Un focus particolare nel report è rivolto al personale medico e infermieristico: nel 2021 l’Italia era in linea con la media UE per densità di medici, mentre aveva una densità di infermieri inferiore alla media europea. Il rapporto medici/abitanti in Italia è aumentato negli ultimi anni, però a tutt’oggi molte regioni registrano carenze, soprattutto per quanto riguarda i medici di medicina generale. La popolazione medica italiana è tra le più anziane dell’UE e, in previsione di una riduzione del personale dovuta ai pensionamenti, si teme che l’attuale trafila del sistema di formazione del personale sanitario possa causare difficoltà. Il Governo ha intrapreso azioni importanti per migliorare questo sistema di formazione, anche tramite il Piano nazionale di ripresa e resilienza.

Salute mentale in Italia

Come nella maggior parte degli altri Paesi dell’UE, anche in Italia un numero significativo di persone ha riscontrato bisogni di assistenza sanitaria non soddisfatti durante la pandemia di Covid-19, anche nell’ambito della salute mentale. I risultati di un’indagine condotta su scala europea durante il secondo e il terzo anno della pandemia hanno rivelato che, del 15% di italiani che ha riferito bisogni di assistenza sanitaria non soddisfatti, il 16% aveva indicato bisogni insoddisfatti relativi ai servizi di assistenza di salute mentale – una percentuale importante anche se al di sotto della media dei Paesi UE.

◆ ◆ ◆ ◆ ◆ ◆ ◆

ESERCIZI DA SVOLGERE:
- A) Risponda alle seguenti domande sull'estratto:
(i) Nel 2021, com'era la densità di infermieri in Italia rispetto alla media europea?
(ii) Tramite quale piano il Governo interviene, tra l'altro, per migliorare il sistema di formazione del personale sanitario?
(iii) Quale percentuale di italiani ha riferito bisogni di assistenza sanitaria non soddisfatti?
- B) Ricopi fedelmente dall'estratto il passo compreso tra «Un focus particolare» e «ripresa e resilienza.», estremi inclusi.

◆ ◆ ◆ ◆ ◆ ◆ ◆

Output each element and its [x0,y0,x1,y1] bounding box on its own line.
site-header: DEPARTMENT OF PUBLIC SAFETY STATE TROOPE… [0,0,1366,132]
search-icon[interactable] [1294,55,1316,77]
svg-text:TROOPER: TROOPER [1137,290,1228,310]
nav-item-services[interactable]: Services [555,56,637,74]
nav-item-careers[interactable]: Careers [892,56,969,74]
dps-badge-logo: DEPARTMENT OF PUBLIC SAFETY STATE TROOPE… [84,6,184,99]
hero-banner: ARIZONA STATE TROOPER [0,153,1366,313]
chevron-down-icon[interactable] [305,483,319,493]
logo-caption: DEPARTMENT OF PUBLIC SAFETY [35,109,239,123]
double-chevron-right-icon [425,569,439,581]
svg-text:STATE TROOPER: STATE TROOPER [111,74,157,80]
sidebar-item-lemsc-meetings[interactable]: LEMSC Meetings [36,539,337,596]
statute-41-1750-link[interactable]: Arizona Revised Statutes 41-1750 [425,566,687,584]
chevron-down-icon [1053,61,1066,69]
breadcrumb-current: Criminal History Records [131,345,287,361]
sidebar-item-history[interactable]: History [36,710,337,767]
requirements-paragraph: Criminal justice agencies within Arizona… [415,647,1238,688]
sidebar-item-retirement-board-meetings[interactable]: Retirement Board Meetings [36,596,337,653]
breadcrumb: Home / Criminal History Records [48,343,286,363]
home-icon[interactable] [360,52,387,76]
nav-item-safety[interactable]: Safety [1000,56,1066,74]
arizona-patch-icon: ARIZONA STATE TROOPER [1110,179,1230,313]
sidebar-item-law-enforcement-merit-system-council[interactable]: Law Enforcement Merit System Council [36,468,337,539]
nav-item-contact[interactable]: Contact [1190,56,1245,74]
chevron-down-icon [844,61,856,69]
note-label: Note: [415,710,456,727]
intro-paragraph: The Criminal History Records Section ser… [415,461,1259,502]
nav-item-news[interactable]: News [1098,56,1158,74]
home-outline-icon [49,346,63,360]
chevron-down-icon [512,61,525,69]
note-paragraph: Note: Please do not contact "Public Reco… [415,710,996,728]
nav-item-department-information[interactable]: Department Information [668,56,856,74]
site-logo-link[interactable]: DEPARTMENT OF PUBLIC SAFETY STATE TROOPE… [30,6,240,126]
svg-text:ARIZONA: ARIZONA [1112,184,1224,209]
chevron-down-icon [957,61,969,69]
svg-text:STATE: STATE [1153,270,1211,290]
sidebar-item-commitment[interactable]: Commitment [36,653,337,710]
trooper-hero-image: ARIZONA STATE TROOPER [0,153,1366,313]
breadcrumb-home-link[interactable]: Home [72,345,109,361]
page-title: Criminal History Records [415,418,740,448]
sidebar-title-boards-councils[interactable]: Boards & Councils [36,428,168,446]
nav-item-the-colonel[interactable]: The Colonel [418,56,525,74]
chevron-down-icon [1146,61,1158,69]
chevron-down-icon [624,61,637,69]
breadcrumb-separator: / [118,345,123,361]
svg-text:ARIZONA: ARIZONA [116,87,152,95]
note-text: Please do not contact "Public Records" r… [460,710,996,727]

◆ ◆ ◆ ◆ ◆ ◆ ◆

RISULTATI DEGLI ESERCIZI:
- A)
(i) Inferiore alla media europea.
(ii) Il Piano nazionale di ripresa e resilienza.
(iii) Il 15%.

- B)
Un focus particolare nel report è rivolto al personale medico e infermieristico: nel 2021 l’Italia era in linea con la media UE per densità di medici, mentre aveva una densità di infermieri inferiore alla media europea. Il rapporto medici/abitanti in Italia è aumentato negli ultimi anni, però a tutt’oggi molte regioni registrano carenze, soprattutto per quanto riguarda i medici di medicina generale. La popolazione medica italiana è tra le più anziane dell’UE e, in previsione di una riduzione del personale dovuta ai pensionamenti, si teme che l’attuale trafila del sistema di formazione del personale sanitario possa causare difficoltà. Il Governo ha intrapreso azioni importanti per migliorare questo sistema di formazione, anche tramite il Piano nazionale di ripresa e resilienza.